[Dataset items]

++++++

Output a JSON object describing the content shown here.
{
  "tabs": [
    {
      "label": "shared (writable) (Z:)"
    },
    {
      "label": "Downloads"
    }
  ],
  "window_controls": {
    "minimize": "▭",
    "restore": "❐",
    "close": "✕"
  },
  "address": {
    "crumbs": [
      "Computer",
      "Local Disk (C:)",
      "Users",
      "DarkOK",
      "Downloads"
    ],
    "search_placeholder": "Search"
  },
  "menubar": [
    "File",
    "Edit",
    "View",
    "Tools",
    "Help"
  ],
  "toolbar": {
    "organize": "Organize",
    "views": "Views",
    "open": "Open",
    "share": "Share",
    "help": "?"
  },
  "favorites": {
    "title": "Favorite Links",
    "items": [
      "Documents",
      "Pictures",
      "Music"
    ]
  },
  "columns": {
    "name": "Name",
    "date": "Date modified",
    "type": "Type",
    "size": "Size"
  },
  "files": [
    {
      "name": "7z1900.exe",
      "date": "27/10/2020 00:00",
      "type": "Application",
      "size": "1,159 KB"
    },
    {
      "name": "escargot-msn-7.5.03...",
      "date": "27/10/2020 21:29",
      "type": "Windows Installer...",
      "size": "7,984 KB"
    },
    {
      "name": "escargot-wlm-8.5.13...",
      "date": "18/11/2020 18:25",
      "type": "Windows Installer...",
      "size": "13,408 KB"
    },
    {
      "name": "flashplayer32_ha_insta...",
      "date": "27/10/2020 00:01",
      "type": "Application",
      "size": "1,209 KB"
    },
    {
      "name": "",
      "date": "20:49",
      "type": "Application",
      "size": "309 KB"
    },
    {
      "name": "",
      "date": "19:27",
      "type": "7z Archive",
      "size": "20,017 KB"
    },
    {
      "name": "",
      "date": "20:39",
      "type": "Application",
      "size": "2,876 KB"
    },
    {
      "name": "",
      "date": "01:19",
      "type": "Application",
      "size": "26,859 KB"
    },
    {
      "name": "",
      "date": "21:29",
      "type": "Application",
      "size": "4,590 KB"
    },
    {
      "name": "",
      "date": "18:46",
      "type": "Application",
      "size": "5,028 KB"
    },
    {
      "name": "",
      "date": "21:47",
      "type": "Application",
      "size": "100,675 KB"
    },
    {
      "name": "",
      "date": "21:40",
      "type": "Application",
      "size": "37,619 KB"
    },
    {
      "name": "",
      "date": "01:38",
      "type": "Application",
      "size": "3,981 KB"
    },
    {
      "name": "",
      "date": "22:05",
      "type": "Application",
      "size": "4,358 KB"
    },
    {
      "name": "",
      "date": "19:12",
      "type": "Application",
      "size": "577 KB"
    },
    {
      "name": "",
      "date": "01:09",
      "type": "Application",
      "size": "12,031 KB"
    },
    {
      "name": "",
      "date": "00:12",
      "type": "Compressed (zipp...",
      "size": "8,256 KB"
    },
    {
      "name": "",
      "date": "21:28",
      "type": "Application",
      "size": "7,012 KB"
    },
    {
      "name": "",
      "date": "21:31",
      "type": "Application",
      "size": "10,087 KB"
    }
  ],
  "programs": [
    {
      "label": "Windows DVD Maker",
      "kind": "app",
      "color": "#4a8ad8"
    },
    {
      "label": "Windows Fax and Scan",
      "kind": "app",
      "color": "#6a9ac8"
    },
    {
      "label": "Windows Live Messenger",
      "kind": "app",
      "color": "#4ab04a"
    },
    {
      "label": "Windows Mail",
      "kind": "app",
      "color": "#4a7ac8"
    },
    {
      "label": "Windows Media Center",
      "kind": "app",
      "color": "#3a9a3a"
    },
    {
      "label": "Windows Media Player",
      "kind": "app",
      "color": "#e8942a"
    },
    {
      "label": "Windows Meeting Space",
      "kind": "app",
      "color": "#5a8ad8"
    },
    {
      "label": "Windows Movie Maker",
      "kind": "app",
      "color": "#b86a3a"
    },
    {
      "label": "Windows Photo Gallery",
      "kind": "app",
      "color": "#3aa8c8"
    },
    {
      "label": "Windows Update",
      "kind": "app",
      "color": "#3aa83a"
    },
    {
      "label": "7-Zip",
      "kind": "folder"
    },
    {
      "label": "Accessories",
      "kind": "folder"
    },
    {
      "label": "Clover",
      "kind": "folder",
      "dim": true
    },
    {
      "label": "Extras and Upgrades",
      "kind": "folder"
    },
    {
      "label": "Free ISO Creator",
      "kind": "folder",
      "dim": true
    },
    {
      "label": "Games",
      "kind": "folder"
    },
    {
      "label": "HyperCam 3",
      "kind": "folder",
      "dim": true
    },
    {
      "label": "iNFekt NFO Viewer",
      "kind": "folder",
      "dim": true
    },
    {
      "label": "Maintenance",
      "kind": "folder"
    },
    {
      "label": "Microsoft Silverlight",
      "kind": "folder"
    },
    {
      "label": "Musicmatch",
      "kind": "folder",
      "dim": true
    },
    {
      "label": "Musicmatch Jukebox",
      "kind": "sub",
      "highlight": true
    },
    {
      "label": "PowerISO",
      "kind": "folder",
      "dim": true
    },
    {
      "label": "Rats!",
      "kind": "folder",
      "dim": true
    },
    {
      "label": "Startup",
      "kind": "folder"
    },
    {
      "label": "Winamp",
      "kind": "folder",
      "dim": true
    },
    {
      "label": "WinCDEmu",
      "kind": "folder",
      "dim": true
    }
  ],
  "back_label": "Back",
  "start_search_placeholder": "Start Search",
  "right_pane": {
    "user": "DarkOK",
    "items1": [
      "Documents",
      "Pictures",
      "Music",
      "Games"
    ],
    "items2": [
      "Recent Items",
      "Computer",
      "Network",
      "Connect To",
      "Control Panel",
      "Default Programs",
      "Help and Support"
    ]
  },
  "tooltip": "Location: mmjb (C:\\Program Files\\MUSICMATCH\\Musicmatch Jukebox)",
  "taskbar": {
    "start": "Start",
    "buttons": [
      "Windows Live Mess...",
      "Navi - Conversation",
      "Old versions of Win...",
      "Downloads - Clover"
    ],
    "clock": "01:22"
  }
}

++++++

### [THE PROBLEM]
Extract each line from the listing that holds the word "Downloads".

### [RESPONSE TO THE TASK]
      "label": "Downloads"
      "Downloads"
      "Downloads - Clover"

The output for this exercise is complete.